#### [Collected data entries]
-- Begin --

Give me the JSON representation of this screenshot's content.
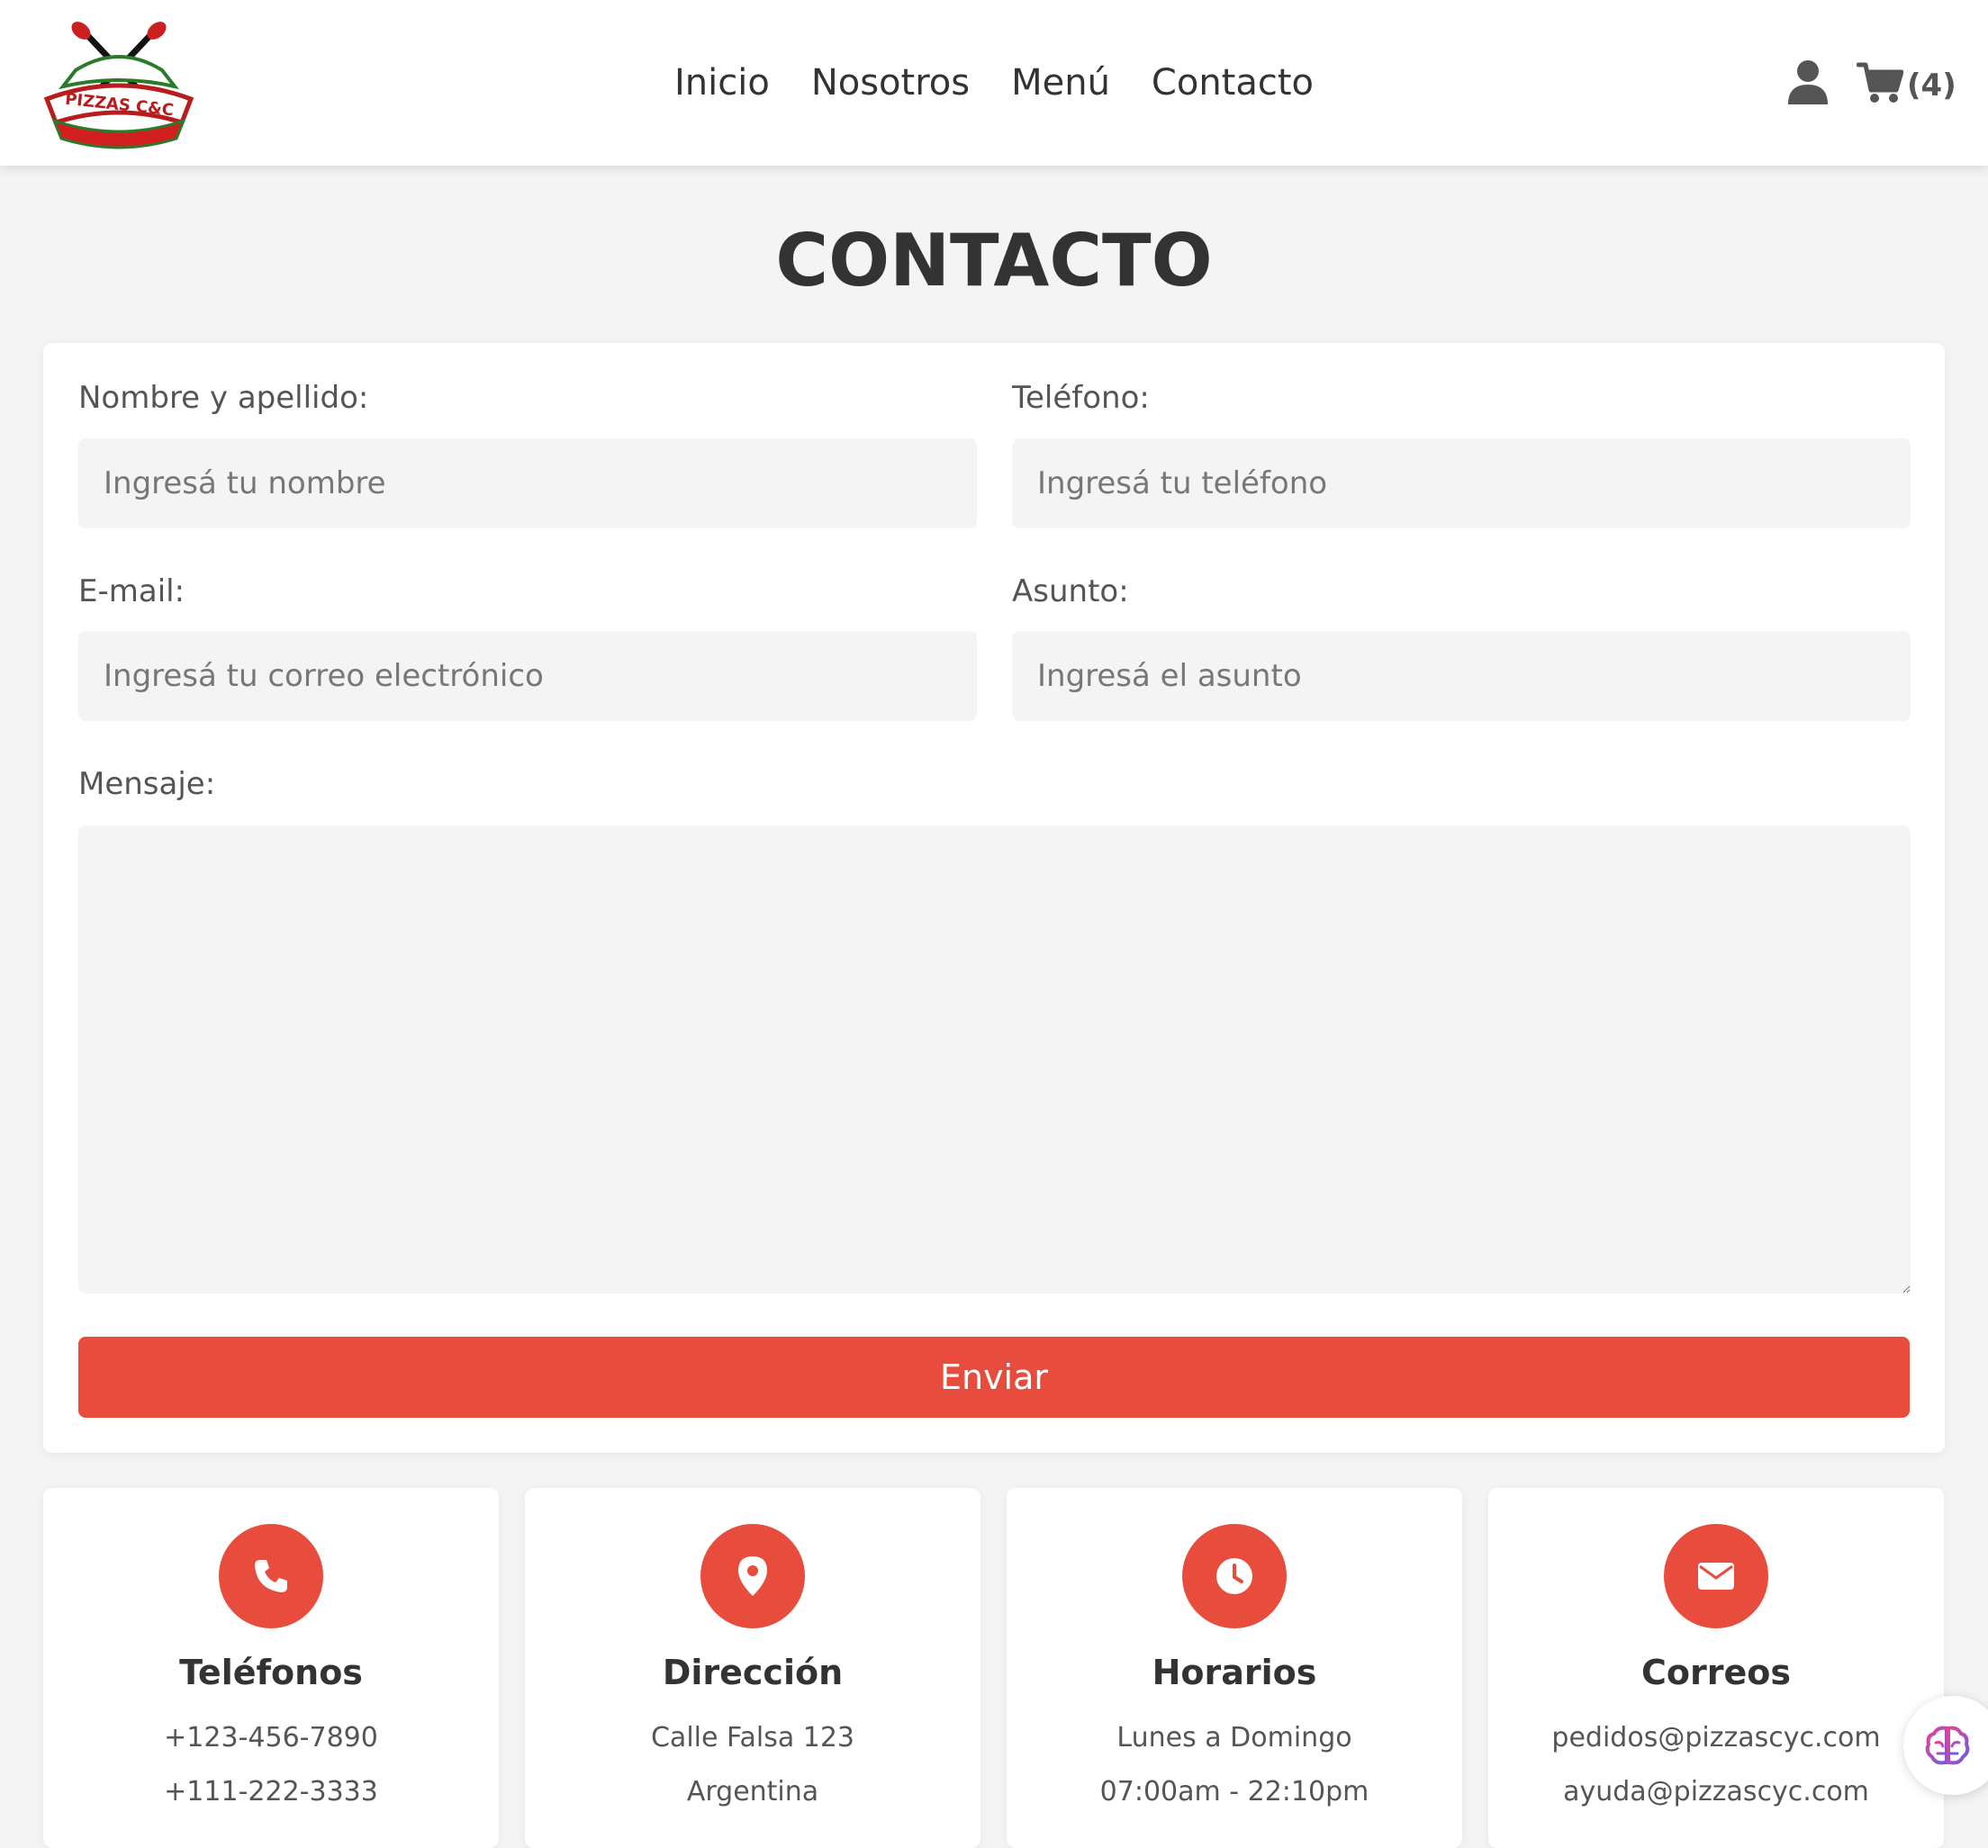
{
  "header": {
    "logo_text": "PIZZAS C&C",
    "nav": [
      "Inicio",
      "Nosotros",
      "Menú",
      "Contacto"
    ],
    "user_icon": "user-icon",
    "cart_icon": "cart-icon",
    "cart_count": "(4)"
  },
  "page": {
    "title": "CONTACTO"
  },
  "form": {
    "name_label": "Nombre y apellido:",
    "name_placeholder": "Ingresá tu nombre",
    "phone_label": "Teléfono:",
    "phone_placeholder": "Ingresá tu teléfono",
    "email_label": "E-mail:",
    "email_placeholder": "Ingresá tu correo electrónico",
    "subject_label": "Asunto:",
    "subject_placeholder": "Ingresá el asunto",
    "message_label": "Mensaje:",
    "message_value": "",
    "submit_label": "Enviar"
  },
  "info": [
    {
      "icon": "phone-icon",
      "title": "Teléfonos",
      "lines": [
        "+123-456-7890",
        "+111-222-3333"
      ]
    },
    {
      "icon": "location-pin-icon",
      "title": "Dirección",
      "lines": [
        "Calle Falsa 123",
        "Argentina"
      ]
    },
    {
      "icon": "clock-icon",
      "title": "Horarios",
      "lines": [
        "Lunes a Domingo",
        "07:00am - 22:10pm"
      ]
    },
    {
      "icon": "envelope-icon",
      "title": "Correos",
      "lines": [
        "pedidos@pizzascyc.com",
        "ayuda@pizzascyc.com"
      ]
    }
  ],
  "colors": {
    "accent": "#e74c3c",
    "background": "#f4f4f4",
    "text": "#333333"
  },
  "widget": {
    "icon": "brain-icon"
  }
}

-- End --

#### [What is asked]
Copy out the whole listing exactly, and don't carry over any pictures.

#### [Response]
Give me the JSON representation of this screenshot's content.
{
  "header": {
    "logo_text": "PIZZAS C&C",
    "nav": [
      "Inicio",
      "Nosotros",
      "Menú",
      "Contacto"
    ],
    "user_icon": "user-icon",
    "cart_icon": "cart-icon",
    "cart_count": "(4)"
  },
  "page": {
    "title": "CONTACTO"
  },
  "form": {
    "name_label": "Nombre y apellido:",
    "name_placeholder": "Ingresá tu nombre",
    "phone_label": "Teléfono:",
    "phone_placeholder": "Ingresá tu teléfono",
    "email_label": "E-mail:",
    "email_placeholder": "Ingresá tu correo electrónico",
    "subject_label": "Asunto:",
    "subject_placeholder": "Ingresá el asunto",
    "message_label": "Mensaje:",
    "message_value": "",
    "submit_label": "Enviar"
  },
  "info": [
    {
      "icon": "phone-icon",
      "title": "Teléfonos",
      "lines": [
        "+123-456-7890",
        "+111-222-3333"
      ]
    },
    {
      "icon": "location-pin-icon",
      "title": "Dirección",
      "lines": [
        "Calle Falsa 123",
        "Argentina"
      ]
    },
    {
      "icon": "clock-icon",
      "title": "Horarios",
      "lines": [
        "Lunes a Domingo",
        "07:00am - 22:10pm"
      ]
    },
    {
      "icon": "envelope-icon",
      "title": "Correos",
      "lines": [
        "pedidos@pizzascyc.com",
        "ayuda@pizzascyc.com"
      ]
    }
  ],
  "colors": {
    "accent": "#e74c3c",
    "background": "#f4f4f4",
    "text": "#333333"
  },
  "widget": {
    "icon": "brain-icon"
  }
}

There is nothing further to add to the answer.